_Directive_.
Where a line contains the word "Scores", copy that line in full.

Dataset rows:
---+---

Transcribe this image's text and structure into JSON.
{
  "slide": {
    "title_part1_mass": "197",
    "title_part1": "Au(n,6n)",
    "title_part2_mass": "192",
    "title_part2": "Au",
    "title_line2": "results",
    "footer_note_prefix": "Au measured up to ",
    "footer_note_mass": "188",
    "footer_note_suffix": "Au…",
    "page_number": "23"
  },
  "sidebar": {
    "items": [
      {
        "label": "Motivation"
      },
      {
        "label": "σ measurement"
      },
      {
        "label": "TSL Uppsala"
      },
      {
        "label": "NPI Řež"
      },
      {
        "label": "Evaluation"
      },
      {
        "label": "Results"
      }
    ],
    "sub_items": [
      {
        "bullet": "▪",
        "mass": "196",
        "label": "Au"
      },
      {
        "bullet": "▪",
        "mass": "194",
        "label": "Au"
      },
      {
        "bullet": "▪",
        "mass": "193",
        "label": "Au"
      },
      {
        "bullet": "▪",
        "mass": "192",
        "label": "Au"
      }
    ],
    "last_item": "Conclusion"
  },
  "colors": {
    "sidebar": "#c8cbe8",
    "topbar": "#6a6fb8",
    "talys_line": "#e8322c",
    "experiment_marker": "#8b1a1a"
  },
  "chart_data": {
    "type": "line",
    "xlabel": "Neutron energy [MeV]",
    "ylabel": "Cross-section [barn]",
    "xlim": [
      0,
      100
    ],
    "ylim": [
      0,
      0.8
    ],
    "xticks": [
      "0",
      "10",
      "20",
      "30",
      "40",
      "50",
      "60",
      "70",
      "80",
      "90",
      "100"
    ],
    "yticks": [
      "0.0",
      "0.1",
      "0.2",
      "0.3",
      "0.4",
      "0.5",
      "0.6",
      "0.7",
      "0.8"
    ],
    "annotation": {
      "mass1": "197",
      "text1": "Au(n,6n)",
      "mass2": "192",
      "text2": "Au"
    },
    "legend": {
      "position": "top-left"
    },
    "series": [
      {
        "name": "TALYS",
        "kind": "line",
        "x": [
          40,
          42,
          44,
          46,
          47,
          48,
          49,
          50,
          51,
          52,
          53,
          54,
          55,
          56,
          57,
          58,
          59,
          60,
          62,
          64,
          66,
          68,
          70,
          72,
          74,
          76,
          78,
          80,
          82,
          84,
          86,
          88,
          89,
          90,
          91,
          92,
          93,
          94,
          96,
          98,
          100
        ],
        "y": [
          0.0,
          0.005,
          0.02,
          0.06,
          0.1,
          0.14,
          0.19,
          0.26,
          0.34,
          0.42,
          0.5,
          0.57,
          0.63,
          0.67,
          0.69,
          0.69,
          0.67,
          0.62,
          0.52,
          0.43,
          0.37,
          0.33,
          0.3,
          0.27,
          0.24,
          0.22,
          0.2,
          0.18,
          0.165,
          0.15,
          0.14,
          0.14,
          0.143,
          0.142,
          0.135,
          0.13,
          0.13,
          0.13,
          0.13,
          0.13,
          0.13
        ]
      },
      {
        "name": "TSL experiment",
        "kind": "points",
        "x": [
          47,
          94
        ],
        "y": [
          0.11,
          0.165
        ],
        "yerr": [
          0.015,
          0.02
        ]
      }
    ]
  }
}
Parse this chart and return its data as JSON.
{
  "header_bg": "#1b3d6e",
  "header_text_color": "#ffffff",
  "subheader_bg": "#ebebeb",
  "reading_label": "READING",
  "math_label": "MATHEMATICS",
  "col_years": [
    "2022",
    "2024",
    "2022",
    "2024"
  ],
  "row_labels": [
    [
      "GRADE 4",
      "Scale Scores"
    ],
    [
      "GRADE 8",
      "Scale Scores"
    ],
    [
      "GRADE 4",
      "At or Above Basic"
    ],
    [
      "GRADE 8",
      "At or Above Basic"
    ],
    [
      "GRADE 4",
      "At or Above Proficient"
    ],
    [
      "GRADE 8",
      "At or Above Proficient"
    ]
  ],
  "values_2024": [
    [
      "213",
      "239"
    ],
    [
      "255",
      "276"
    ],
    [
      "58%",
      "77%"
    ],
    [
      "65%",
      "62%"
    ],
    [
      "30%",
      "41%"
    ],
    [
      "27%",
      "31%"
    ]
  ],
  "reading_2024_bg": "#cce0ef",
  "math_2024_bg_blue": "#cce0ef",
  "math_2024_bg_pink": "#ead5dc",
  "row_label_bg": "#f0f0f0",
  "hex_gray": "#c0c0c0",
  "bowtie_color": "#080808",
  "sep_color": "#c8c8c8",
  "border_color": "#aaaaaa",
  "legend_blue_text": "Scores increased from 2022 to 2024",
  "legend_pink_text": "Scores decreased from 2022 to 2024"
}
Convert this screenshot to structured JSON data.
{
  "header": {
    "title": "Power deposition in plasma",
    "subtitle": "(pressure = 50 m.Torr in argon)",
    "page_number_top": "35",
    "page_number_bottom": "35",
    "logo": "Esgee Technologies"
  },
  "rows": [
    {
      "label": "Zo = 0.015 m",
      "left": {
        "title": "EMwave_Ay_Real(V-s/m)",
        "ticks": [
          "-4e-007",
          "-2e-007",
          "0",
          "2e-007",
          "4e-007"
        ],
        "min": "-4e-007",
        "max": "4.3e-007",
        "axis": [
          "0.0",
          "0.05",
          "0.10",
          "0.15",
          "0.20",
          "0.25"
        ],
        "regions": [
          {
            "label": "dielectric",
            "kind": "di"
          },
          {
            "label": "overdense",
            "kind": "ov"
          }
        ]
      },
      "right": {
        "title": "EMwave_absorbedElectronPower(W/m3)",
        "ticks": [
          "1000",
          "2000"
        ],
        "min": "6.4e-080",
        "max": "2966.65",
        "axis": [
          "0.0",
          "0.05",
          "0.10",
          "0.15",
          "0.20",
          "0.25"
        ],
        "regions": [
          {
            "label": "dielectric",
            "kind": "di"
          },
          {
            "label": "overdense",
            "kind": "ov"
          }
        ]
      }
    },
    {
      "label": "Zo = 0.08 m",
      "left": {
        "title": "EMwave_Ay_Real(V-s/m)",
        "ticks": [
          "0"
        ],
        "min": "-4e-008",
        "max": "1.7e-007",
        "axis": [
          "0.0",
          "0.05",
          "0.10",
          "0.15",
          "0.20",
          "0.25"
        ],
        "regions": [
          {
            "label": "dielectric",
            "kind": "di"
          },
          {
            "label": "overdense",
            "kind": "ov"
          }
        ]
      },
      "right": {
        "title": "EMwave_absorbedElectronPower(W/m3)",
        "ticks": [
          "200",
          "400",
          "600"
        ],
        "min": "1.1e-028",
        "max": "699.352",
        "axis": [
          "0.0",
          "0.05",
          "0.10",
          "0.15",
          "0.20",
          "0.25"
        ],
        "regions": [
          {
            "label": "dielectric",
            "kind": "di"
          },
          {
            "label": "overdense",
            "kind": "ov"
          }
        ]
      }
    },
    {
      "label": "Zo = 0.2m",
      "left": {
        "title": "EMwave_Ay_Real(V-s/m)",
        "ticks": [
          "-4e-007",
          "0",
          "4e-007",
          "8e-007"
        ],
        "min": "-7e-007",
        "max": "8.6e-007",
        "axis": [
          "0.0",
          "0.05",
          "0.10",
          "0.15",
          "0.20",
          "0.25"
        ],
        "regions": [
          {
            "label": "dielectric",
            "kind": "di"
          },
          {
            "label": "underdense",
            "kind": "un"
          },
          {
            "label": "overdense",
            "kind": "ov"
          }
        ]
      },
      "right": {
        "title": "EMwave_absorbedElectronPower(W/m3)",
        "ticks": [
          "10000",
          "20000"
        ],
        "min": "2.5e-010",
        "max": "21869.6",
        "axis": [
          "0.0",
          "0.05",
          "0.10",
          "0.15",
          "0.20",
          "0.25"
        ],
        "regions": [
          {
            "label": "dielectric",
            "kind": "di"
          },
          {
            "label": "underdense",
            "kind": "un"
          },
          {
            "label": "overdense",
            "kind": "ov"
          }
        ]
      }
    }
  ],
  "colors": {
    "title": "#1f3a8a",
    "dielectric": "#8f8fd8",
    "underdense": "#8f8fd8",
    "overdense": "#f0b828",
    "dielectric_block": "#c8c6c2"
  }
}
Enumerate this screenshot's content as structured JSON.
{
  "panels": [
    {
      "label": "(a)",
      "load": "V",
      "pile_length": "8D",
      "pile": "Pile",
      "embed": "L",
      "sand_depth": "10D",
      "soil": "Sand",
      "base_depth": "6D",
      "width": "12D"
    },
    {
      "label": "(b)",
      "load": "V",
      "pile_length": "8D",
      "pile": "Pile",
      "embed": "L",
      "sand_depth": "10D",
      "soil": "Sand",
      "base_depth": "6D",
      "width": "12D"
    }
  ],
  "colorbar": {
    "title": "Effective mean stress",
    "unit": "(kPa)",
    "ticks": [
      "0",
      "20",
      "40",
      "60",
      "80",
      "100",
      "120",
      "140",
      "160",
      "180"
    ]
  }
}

---+---

_Exercise result_.
      "Scale Scores"
      "Scale Scores"
  "legend_blue_text": "Scores increased from 2022 to 2024",
  "legend_pink_text": "Scores decreased from 2022 to 2024"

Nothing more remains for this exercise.